● Task instructions: Return the listing below word for word.

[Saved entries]
----------

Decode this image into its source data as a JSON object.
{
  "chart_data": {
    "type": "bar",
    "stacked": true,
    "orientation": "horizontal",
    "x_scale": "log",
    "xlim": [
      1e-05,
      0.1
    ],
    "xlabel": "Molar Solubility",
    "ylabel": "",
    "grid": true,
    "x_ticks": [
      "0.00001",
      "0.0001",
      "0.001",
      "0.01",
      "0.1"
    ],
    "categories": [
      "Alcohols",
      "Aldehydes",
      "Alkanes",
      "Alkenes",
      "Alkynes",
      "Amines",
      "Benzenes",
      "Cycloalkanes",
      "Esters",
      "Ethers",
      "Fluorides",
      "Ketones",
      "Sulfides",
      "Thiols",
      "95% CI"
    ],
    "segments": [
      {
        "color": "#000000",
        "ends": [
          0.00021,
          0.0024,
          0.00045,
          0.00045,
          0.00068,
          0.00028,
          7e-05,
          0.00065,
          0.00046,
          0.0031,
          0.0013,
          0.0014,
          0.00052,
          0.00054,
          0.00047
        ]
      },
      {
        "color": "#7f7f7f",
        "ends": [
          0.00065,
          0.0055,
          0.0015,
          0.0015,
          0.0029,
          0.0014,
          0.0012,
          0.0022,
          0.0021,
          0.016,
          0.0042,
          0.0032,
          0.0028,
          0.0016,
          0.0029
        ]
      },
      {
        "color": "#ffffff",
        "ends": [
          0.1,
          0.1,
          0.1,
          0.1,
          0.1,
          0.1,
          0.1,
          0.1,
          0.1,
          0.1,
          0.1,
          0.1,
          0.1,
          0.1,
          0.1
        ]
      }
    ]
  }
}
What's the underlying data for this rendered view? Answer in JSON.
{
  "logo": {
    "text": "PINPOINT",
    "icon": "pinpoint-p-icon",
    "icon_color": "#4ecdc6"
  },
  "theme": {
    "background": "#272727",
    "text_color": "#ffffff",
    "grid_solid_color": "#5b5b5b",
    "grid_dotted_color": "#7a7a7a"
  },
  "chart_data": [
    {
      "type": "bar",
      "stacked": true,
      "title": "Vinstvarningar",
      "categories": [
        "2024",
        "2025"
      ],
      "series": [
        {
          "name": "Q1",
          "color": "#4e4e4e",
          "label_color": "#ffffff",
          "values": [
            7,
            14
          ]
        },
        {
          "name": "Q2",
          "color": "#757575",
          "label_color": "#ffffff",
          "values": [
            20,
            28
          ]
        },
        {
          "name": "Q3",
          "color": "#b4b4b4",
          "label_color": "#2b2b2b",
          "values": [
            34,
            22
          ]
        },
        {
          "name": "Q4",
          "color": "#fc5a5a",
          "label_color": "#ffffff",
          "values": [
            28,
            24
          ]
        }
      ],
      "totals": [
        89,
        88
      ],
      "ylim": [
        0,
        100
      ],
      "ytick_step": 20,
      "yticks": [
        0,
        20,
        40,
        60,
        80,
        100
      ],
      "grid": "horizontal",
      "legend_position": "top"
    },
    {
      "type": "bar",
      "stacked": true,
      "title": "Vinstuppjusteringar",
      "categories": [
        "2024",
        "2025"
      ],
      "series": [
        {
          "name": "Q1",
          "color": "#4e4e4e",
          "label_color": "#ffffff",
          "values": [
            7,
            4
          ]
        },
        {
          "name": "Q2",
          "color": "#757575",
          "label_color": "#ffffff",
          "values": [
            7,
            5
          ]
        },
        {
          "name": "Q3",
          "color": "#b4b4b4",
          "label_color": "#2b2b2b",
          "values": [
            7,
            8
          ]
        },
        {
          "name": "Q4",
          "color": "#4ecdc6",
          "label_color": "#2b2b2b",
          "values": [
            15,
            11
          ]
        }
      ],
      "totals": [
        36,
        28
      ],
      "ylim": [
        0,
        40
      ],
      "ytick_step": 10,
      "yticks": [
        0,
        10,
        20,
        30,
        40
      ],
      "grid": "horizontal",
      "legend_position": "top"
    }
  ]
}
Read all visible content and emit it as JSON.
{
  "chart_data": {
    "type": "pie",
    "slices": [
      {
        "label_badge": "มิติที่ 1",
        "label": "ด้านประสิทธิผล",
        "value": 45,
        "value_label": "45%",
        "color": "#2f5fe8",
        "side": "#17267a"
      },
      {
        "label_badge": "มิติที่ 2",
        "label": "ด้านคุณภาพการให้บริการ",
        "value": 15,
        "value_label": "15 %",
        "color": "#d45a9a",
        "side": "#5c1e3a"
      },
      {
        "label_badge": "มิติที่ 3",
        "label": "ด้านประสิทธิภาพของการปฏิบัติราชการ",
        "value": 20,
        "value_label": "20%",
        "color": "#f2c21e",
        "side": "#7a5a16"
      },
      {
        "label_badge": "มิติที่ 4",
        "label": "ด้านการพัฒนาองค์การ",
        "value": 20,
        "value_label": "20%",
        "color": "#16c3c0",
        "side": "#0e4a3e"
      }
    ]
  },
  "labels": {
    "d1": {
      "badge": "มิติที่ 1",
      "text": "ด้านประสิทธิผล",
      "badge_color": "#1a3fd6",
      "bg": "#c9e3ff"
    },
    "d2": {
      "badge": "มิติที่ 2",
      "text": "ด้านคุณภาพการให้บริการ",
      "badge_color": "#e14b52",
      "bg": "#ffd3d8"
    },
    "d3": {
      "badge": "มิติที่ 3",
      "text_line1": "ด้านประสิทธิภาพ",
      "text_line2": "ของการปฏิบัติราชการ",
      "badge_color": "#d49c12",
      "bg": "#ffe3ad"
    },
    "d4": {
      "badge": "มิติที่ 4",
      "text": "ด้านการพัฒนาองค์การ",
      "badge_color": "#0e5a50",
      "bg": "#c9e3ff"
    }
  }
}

----------

● The reply:
Decode this image into its source data as a JSON object.
{
  "chart_data": {
    "type": "bar",
    "stacked": true,
    "orientation": "horizontal",
    "x_scale": "log",
    "xlim": [
      1e-05,
      0.1
    ],
    "xlabel": "Molar Solubility",
    "ylabel": "",
    "grid": true,
    "x_ticks": [
      "0.00001",
      "0.0001",
      "0.001",
      "0.01",
      "0.1"
    ],
    "categories": [
      "Alcohols",
      "Aldehydes",
      "Alkanes",
      "Alkenes",
      "Alkynes",
      "Amines",
      "Benzenes",
      "Cycloalkanes",
      "Esters",
      "Ethers",
      "Fluorides",
      "Ketones",
      "Sulfides",
      "Thiols",
      "95% CI"
    ],
    "segments": [
      {
        "color": "#000000",
        "ends": [
          0.00021,
          0.0024,
          0.00045,
          0.00045,
          0.00068,
          0.00028,
          7e-05,
          0.00065,
          0.00046,
          0.0031,
          0.0013,
          0.0014,
          0.00052,
          0.00054,
          0.00047
        ]
      },
      {
        "color": "#7f7f7f",
        "ends": [
          0.00065,
          0.0055,
          0.0015,
          0.0015,
          0.0029,
          0.0014,
          0.0012,
          0.0022,
          0.0021,
          0.016,
          0.0042,
          0.0032,
          0.0028,
          0.0016,
          0.0029
        ]
      },
      {
        "color": "#ffffff",
        "ends": [
          0.1,
          0.1,
          0.1,
          0.1,
          0.1,
          0.1,
          0.1,
          0.1,
          0.1,
          0.1,
          0.1,
          0.1,
          0.1,
          0.1,
          0.1
        ]
      }
    ]
  }
}
What's the underlying data for this rendered view? Answer in JSON.
{
  "logo": {
    "text": "PINPOINT",
    "icon": "pinpoint-p-icon",
    "icon_color": "#4ecdc6"
  },
  "theme": {
    "background": "#272727",
    "text_color": "#ffffff",
    "grid_solid_color": "#5b5b5b",
    "grid_dotted_color": "#7a7a7a"
  },
  "chart_data": [
    {
      "type": "bar",
      "stacked": true,
      "title": "Vinstvarningar",
      "categories": [
        "2024",
        "2025"
      ],
      "series": [
        {
          "name": "Q1",
          "color": "#4e4e4e",
          "label_color": "#ffffff",
          "values": [
            7,
            14
          ]
        },
        {
          "name": "Q2",
          "color": "#757575",
          "label_color": "#ffffff",
          "values": [
            20,
            28
          ]
        },
        {
          "name": "Q3",
          "color": "#b4b4b4",
          "label_color": "#2b2b2b",
          "values": [
            34,
            22
          ]
        },
        {
          "name": "Q4",
          "color": "#fc5a5a",
          "label_color": "#ffffff",
          "values": [
            28,
            24
          ]
        }
      ],
      "totals": [
        89,
        88
      ],
      "ylim": [
        0,
        100
      ],
      "ytick_step": 20,
      "yticks": [
        0,
        20,
        40,
        60,
        80,
        100
      ],
      "grid": "horizontal",
      "legend_position": "top"
    },
    {
      "type": "bar",
      "stacked": true,
      "title": "Vinstuppjusteringar",
      "categories": [
        "2024",
        "2025"
      ],
      "series": [
        {
          "name": "Q1",
          "color": "#4e4e4e",
          "label_color": "#ffffff",
          "values": [
            7,
            4
          ]
        },
        {
          "name": "Q2",
          "color": "#757575",
          "label_color": "#ffffff",
          "values": [
            7,
            5
          ]
        },
        {
          "name": "Q3",
          "color": "#b4b4b4",
          "label_color": "#2b2b2b",
          "values": [
            7,
            8
          ]
        },
        {
          "name": "Q4",
          "color": "#4ecdc6",
          "label_color": "#2b2b2b",
          "values": [
            15,
            11
          ]
        }
      ],
      "totals": [
        36,
        28
      ],
      "ylim": [
        0,
        40
      ],
      "ytick_step": 10,
      "yticks": [
        0,
        10,
        20,
        30,
        40
      ],
      "grid": "horizontal",
      "legend_position": "top"
    }
  ]
}
Read all visible content and emit it as JSON.
{
  "chart_data": {
    "type": "pie",
    "slices": [
      {
        "label_badge": "มิติที่ 1",
        "label": "ด้านประสิทธิผล",
        "value": 45,
        "value_label": "45%",
        "color": "#2f5fe8",
        "side": "#17267a"
      },
      {
        "label_badge": "มิติที่ 2",
        "label": "ด้านคุณภาพการให้บริการ",
        "value": 15,
        "value_label": "15 %",
        "color": "#d45a9a",
        "side": "#5c1e3a"
      },
      {
        "label_badge": "มิติที่ 3",
        "label": "ด้านประสิทธิภาพของการปฏิบัติราชการ",
        "value": 20,
        "value_label": "20%",
        "color": "#f2c21e",
        "side": "#7a5a16"
      },
      {
        "label_badge": "มิติที่ 4",
        "label": "ด้านการพัฒนาองค์การ",
        "value": 20,
        "value_label": "20%",
        "color": "#16c3c0",
        "side": "#0e4a3e"
      }
    ]
  },
  "labels": {
    "d1": {
      "badge": "มิติที่ 1",
      "text": "ด้านประสิทธิผล",
      "badge_color": "#1a3fd6",
      "bg": "#c9e3ff"
    },
    "d2": {
      "badge": "มิติที่ 2",
      "text": "ด้านคุณภาพการให้บริการ",
      "badge_color": "#e14b52",
      "bg": "#ffd3d8"
    },
    "d3": {
      "badge": "มิติที่ 3",
      "text_line1": "ด้านประสิทธิภาพ",
      "text_line2": "ของการปฏิบัติราชการ",
      "badge_color": "#d49c12",
      "bg": "#ffe3ad"
    },
    "d4": {
      "badge": "มิติที่ 4",
      "text": "ด้านการพัฒนาองค์การ",
      "badge_color": "#0e5a50",
      "bg": "#c9e3ff"
    }
  }
}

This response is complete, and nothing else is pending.